For the copy, please give all of the data again exactly and leave the pictures out.

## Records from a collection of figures

========================================

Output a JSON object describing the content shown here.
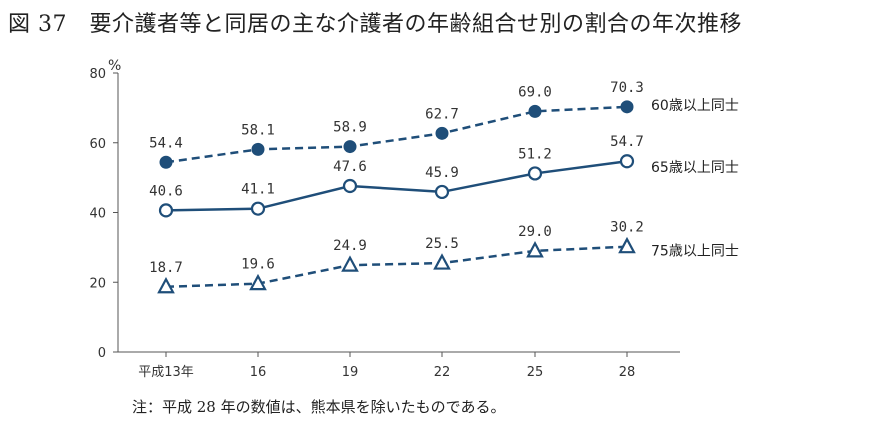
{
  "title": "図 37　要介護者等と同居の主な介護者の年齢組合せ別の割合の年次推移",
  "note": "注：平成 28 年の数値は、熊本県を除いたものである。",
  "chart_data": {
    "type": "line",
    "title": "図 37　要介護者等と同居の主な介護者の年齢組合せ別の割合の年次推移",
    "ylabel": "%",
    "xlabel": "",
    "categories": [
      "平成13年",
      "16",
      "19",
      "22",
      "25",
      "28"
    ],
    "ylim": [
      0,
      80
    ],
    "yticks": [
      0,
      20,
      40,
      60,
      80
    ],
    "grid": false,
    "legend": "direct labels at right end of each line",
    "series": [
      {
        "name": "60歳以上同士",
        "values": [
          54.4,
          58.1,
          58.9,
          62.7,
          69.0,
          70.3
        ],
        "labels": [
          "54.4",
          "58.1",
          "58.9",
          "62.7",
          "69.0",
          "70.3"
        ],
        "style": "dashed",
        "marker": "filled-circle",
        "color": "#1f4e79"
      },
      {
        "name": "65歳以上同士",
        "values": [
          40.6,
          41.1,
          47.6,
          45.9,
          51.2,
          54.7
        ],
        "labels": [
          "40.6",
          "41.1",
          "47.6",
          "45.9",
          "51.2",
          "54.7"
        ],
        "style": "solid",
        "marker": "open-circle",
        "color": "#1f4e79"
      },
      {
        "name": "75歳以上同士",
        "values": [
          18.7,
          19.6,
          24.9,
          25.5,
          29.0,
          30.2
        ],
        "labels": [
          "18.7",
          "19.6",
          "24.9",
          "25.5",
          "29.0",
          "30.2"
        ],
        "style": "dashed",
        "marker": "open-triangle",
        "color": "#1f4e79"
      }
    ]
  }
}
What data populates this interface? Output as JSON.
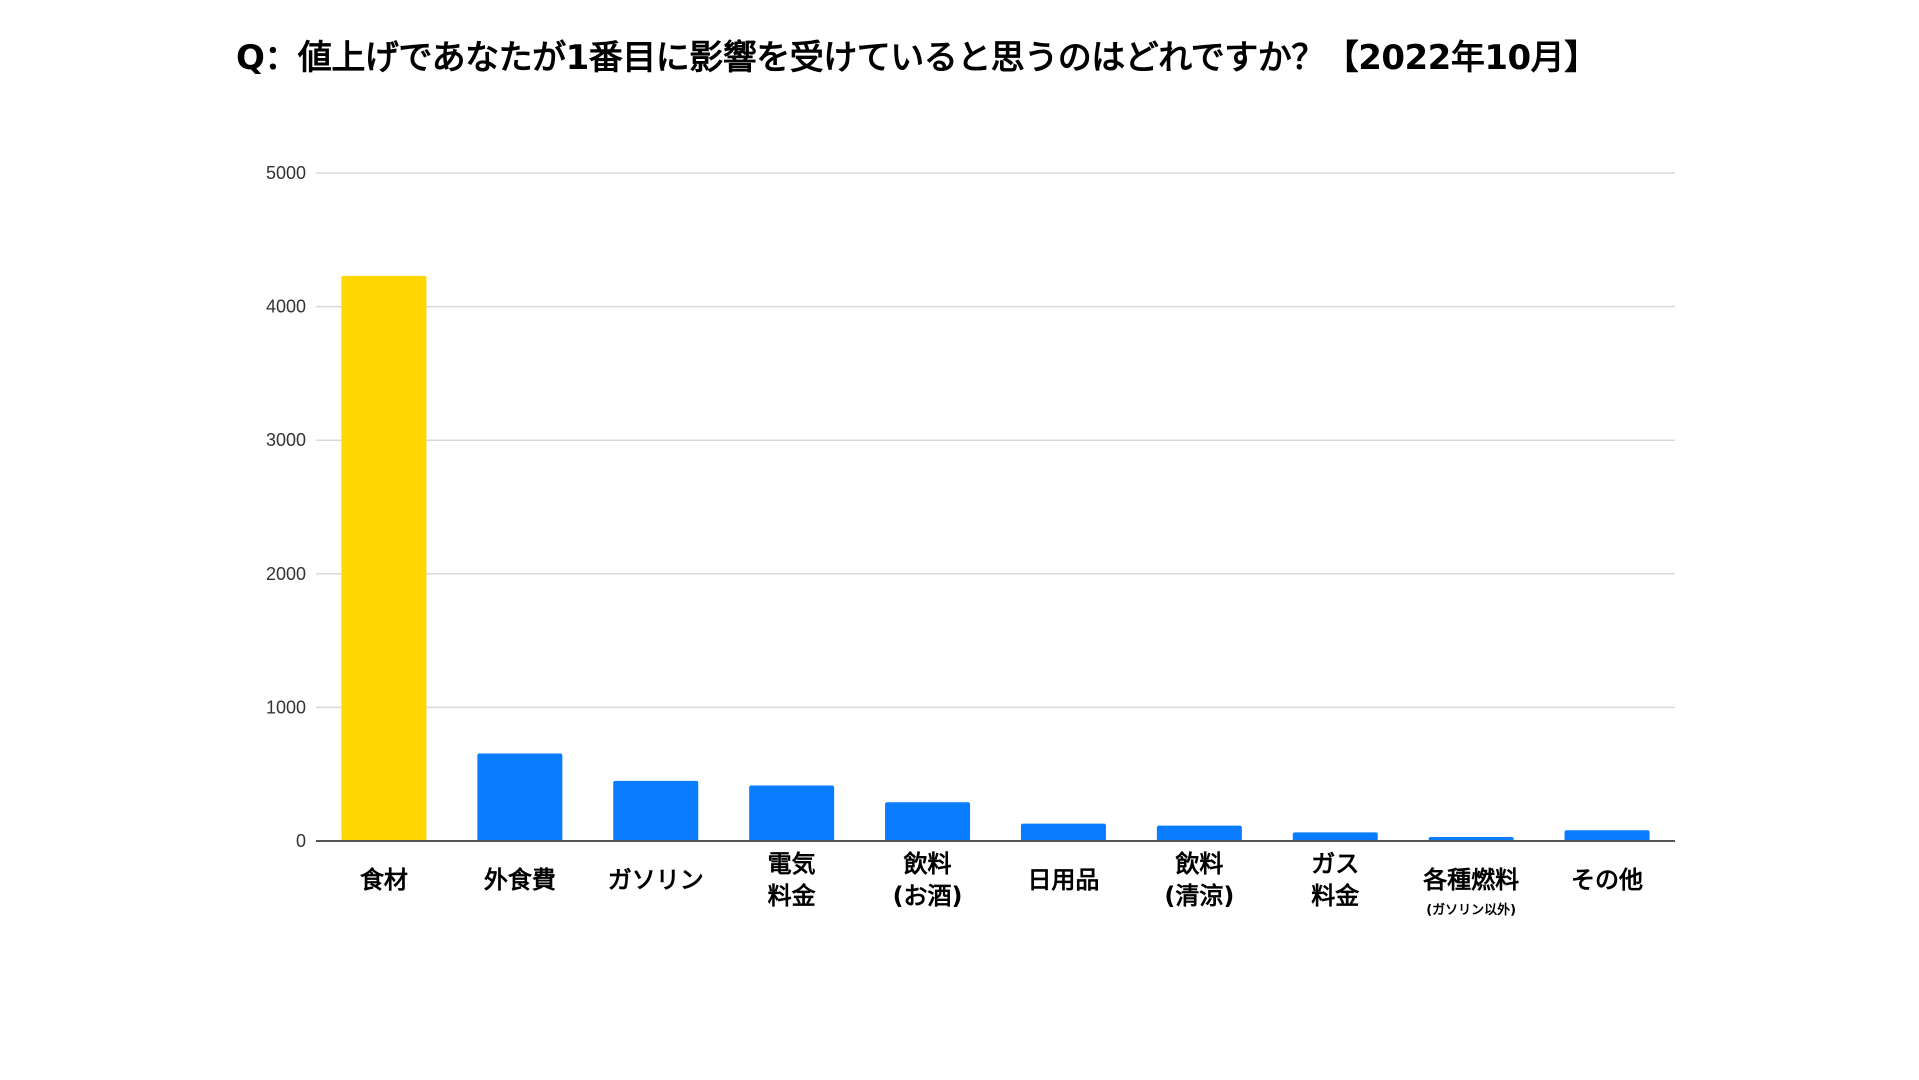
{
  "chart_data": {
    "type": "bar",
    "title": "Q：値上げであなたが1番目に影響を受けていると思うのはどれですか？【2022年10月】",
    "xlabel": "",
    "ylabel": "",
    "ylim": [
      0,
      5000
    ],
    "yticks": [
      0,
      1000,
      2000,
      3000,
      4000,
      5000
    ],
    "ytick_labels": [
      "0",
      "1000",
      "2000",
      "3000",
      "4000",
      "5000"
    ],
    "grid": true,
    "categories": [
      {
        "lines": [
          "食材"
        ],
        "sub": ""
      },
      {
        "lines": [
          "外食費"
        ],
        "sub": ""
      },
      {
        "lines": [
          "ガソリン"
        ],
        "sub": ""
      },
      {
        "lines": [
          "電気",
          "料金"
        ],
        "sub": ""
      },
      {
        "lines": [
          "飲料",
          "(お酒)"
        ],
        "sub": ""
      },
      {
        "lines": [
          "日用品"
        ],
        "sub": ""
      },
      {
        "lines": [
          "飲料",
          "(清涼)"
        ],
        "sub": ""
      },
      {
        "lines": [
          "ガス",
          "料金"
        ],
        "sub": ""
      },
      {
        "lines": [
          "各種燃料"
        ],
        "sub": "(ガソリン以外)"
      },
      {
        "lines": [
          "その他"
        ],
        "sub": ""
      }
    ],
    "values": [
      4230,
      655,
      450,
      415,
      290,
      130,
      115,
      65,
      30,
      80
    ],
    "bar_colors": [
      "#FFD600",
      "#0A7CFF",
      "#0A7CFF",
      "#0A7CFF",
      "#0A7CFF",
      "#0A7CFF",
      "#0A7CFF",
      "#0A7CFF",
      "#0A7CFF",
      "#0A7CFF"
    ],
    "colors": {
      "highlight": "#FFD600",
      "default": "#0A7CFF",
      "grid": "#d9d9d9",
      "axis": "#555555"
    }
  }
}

========================================

## Response to the exercise
Output a JSON object describing the content shown here.
{
  "title": "図 37　要介護者等と同居の主な介護者の年齢組合せ別の割合の年次推移",
  "note": "注：平成 28 年の数値は、熊本県を除いたものである。",
  "chart_data": {
    "type": "line",
    "title": "図 37　要介護者等と同居の主な介護者の年齢組合せ別の割合の年次推移",
    "ylabel": "%",
    "xlabel": "",
    "categories": [
      "平成13年",
      "16",
      "19",
      "22",
      "25",
      "28"
    ],
    "ylim": [
      0,
      80
    ],
    "yticks": [
      0,
      20,
      40,
      60,
      80
    ],
    "grid": false,
    "legend": "direct labels at right end of each line",
    "series": [
      {
        "name": "60歳以上同士",
        "values": [
          54.4,
          58.1,
          58.9,
          62.7,
          69.0,
          70.3
        ],
        "labels": [
          "54.4",
          "58.1",
          "58.9",
          "62.7",
          "69.0",
          "70.3"
        ],
        "style": "dashed",
        "marker": "filled-circle",
        "color": "#1f4e79"
      },
      {
        "name": "65歳以上同士",
        "values": [
          40.6,
          41.1,
          47.6,
          45.9,
          51.2,
          54.7
        ],
        "labels": [
          "40.6",
          "41.1",
          "47.6",
          "45.9",
          "51.2",
          "54.7"
        ],
        "style": "solid",
        "marker": "open-circle",
        "color": "#1f4e79"
      },
      {
        "name": "75歳以上同士",
        "values": [
          18.7,
          19.6,
          24.9,
          25.5,
          29.0,
          30.2
        ],
        "labels": [
          "18.7",
          "19.6",
          "24.9",
          "25.5",
          "29.0",
          "30.2"
        ],
        "style": "dashed",
        "marker": "open-triangle",
        "color": "#1f4e79"
      }
    ]
  }
}
What data populates this interface? Output as JSON.
{
  "chart_data": {
    "type": "bar",
    "title": "Q：値上げであなたが1番目に影響を受けていると思うのはどれですか？【2022年10月】",
    "xlabel": "",
    "ylabel": "",
    "ylim": [
      0,
      5000
    ],
    "yticks": [
      0,
      1000,
      2000,
      3000,
      4000,
      5000
    ],
    "ytick_labels": [
      "0",
      "1000",
      "2000",
      "3000",
      "4000",
      "5000"
    ],
    "grid": true,
    "categories": [
      {
        "lines": [
          "食材"
        ],
        "sub": ""
      },
      {
        "lines": [
          "外食費"
        ],
        "sub": ""
      },
      {
        "lines": [
          "ガソリン"
        ],
        "sub": ""
      },
      {
        "lines": [
          "電気",
          "料金"
        ],
        "sub": ""
      },
      {
        "lines": [
          "飲料",
          "(お酒)"
        ],
        "sub": ""
      },
      {
        "lines": [
          "日用品"
        ],
        "sub": ""
      },
      {
        "lines": [
          "飲料",
          "(清涼)"
        ],
        "sub": ""
      },
      {
        "lines": [
          "ガス",
          "料金"
        ],
        "sub": ""
      },
      {
        "lines": [
          "各種燃料"
        ],
        "sub": "(ガソリン以外)"
      },
      {
        "lines": [
          "その他"
        ],
        "sub": ""
      }
    ],
    "values": [
      4230,
      655,
      450,
      415,
      290,
      130,
      115,
      65,
      30,
      80
    ],
    "bar_colors": [
      "#FFD600",
      "#0A7CFF",
      "#0A7CFF",
      "#0A7CFF",
      "#0A7CFF",
      "#0A7CFF",
      "#0A7CFF",
      "#0A7CFF",
      "#0A7CFF",
      "#0A7CFF"
    ],
    "colors": {
      "highlight": "#FFD600",
      "default": "#0A7CFF",
      "grid": "#d9d9d9",
      "axis": "#555555"
    }
  }
}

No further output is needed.